-- START Source material --
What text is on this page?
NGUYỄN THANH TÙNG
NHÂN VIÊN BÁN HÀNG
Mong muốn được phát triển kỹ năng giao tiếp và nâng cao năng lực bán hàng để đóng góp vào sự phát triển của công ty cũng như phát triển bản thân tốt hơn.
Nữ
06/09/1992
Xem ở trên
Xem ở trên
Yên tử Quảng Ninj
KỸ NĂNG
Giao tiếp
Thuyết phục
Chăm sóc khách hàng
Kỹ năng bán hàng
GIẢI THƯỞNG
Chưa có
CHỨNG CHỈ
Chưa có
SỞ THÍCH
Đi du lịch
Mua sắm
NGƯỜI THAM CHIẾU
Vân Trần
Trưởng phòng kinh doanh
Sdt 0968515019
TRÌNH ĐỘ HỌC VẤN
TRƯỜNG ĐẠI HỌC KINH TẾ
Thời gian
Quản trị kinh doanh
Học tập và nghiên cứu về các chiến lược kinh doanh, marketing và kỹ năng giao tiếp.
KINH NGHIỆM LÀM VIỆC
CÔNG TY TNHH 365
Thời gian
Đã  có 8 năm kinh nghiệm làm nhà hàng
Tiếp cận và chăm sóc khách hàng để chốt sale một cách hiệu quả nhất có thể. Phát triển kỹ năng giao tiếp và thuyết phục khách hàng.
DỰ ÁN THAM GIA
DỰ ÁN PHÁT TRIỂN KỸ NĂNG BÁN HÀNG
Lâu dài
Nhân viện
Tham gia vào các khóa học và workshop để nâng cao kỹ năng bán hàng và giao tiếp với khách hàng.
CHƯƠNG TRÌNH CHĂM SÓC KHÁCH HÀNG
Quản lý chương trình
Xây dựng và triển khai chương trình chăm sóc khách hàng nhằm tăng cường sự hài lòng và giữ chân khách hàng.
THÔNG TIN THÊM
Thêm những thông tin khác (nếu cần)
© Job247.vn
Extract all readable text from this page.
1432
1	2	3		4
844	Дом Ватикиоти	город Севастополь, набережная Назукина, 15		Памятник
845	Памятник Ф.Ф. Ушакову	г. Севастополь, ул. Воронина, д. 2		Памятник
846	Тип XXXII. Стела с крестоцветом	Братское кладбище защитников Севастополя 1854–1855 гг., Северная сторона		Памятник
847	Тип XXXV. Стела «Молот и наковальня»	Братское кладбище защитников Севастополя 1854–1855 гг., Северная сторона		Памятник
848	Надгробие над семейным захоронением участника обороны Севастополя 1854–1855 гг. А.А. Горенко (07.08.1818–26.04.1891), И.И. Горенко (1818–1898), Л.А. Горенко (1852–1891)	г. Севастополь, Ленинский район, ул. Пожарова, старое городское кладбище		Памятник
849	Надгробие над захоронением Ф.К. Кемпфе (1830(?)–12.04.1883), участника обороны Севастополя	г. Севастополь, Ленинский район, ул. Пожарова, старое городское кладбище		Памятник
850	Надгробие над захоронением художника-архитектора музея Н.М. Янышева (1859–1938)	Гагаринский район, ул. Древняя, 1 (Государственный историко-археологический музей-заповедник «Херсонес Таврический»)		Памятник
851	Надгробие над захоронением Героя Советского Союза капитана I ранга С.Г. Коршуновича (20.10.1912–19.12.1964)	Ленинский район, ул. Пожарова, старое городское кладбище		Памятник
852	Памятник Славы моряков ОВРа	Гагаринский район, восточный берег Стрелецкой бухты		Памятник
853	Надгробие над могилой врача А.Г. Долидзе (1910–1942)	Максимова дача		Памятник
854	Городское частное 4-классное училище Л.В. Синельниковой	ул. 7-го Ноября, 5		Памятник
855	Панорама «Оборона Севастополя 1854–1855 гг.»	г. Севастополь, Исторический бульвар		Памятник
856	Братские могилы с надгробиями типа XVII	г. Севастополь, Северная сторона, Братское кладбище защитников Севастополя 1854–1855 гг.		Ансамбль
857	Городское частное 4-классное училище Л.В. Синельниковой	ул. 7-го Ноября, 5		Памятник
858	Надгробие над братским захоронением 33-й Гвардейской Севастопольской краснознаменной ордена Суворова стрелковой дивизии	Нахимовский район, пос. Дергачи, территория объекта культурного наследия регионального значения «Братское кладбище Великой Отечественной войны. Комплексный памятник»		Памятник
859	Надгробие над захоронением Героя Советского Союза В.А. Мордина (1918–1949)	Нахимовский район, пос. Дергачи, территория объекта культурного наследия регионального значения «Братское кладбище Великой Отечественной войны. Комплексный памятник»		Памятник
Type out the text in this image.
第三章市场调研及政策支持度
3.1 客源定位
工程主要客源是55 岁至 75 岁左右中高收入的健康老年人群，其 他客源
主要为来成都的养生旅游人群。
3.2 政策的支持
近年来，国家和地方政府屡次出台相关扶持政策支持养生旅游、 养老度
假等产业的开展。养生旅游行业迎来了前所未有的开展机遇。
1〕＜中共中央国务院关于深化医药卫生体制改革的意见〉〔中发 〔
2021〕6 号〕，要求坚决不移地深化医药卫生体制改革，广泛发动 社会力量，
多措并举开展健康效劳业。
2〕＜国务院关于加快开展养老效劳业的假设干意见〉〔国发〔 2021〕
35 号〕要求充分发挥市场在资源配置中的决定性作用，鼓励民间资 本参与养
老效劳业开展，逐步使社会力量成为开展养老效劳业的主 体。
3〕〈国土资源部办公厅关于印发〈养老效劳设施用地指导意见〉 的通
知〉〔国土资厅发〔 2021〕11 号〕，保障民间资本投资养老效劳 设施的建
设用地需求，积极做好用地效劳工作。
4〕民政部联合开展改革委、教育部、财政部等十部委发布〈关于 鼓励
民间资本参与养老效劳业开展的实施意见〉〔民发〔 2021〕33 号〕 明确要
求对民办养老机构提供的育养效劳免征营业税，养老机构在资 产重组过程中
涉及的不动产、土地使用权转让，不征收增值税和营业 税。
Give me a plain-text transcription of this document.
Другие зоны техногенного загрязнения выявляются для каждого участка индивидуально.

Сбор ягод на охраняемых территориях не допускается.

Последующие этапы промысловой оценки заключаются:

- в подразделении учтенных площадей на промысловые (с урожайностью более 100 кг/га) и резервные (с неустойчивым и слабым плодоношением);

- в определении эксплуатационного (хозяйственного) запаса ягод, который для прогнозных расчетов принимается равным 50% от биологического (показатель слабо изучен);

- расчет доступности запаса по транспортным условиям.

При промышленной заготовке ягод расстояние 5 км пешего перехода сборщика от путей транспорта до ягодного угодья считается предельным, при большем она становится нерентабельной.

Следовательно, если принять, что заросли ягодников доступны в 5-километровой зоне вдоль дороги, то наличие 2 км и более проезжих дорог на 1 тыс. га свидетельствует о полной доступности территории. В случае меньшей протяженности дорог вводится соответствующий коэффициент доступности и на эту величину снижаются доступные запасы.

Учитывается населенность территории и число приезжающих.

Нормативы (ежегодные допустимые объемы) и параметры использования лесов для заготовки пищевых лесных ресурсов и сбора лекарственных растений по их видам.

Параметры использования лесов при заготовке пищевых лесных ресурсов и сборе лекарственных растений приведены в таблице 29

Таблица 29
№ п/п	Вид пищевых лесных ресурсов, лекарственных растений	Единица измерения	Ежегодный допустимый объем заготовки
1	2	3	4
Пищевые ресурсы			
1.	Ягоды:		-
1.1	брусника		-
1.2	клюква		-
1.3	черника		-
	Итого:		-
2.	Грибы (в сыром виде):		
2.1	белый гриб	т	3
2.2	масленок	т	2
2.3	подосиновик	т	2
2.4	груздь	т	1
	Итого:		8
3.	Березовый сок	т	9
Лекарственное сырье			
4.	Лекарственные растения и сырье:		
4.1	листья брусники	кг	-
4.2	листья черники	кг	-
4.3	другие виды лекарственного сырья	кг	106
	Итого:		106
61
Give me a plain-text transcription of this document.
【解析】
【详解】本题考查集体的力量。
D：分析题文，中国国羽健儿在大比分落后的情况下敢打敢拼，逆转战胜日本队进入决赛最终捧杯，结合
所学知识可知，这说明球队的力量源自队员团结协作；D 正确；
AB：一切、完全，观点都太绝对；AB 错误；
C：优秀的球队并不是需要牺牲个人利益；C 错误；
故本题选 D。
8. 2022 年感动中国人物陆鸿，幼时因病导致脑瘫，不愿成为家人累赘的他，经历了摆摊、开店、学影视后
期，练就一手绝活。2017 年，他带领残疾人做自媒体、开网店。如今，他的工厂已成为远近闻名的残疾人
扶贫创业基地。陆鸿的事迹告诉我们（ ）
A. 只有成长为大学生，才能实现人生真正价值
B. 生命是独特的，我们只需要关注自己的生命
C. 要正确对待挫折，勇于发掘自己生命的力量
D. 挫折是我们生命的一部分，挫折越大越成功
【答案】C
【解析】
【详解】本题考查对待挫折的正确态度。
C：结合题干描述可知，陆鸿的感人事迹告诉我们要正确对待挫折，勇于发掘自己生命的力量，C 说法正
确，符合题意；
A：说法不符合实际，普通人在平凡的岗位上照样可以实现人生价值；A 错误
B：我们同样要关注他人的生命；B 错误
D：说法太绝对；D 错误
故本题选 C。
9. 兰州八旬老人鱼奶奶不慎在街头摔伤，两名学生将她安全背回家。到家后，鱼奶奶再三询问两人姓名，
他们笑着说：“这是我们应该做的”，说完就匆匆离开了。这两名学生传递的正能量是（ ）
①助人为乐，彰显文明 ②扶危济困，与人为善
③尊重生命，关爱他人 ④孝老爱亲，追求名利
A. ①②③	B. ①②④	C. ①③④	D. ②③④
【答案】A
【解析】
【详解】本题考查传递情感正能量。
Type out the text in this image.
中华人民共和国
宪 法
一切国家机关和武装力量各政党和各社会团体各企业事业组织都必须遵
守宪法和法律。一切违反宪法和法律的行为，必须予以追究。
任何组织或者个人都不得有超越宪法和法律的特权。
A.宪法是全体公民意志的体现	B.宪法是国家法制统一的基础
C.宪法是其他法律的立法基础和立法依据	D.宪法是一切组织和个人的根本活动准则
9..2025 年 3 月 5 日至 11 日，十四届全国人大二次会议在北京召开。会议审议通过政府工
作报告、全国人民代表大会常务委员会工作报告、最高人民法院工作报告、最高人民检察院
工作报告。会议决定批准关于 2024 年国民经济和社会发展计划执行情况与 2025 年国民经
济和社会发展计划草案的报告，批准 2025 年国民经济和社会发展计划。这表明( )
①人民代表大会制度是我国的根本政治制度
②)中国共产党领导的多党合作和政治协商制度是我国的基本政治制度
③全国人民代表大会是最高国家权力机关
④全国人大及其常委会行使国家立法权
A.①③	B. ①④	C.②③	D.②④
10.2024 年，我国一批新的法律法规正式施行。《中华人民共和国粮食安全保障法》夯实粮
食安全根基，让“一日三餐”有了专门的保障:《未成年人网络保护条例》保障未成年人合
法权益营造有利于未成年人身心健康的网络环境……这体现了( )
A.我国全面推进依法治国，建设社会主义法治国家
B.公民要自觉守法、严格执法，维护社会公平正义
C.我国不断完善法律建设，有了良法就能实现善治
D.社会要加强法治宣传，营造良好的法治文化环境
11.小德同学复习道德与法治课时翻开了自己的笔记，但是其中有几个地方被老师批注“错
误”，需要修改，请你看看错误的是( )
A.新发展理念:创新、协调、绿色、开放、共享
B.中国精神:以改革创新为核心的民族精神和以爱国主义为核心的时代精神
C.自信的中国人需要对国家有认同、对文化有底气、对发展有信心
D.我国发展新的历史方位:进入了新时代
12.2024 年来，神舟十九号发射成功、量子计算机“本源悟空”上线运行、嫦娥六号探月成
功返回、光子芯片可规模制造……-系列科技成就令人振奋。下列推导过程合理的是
-- END Source material --
Count each line with "tiếp" in it and report that figure by itself.

5